## [Stated exercise]
Which lines in the material below contain the word "this"? Copy each of them.

++++ Material provided ++++

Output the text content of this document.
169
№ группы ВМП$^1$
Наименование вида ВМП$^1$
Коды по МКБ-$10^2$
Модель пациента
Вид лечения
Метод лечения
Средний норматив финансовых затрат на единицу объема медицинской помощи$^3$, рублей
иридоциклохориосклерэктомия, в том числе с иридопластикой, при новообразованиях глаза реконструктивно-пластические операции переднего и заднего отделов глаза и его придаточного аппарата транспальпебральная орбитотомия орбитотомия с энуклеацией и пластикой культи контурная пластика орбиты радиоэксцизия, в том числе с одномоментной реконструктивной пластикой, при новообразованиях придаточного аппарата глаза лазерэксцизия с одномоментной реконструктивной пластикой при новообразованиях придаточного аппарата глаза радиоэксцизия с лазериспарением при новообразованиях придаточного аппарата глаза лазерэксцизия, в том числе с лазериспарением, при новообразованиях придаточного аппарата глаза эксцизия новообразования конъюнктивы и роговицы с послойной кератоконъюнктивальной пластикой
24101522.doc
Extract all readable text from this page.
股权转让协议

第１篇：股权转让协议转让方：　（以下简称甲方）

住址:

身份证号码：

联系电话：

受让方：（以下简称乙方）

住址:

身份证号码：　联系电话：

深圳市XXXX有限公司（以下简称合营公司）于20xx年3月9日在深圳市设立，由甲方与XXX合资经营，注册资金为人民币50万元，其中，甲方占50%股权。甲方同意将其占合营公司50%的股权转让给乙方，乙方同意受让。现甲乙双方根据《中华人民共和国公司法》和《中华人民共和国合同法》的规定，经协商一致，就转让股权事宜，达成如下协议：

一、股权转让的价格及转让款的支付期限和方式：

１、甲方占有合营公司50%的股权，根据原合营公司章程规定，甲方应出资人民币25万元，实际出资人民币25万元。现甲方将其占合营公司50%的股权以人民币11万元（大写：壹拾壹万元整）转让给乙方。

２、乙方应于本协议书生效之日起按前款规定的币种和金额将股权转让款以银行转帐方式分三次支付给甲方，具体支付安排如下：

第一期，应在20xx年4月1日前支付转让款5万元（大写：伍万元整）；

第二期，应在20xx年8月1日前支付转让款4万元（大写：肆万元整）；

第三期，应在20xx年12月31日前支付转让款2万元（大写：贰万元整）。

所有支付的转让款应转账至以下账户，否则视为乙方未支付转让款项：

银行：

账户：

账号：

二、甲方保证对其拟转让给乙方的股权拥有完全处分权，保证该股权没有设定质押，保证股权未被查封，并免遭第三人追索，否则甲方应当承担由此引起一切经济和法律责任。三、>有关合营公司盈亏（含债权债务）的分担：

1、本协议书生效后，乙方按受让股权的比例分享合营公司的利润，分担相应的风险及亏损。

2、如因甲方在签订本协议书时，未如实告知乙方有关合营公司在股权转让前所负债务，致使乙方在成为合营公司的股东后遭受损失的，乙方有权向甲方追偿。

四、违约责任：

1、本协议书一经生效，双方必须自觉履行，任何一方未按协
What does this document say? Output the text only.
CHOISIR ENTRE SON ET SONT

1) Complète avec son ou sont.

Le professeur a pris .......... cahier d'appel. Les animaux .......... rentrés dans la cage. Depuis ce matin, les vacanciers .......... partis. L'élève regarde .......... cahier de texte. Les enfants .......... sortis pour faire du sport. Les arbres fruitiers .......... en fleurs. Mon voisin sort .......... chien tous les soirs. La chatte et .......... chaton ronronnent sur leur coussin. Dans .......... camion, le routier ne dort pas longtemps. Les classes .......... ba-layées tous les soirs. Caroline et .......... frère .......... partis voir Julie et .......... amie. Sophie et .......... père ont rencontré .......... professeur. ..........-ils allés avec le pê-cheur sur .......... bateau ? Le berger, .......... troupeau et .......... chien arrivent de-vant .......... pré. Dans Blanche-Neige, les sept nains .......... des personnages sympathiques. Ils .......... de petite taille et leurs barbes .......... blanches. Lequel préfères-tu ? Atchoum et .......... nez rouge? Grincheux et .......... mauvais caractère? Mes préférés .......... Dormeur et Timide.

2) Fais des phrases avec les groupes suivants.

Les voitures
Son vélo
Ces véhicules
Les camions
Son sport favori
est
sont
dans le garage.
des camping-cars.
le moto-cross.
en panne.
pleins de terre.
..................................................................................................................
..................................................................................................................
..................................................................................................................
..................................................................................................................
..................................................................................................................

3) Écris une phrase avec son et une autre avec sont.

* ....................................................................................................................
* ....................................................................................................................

++++

## [Answer]
Output the text content of this document.
Extract all readable text from this page.
What does this document say? Output the text only.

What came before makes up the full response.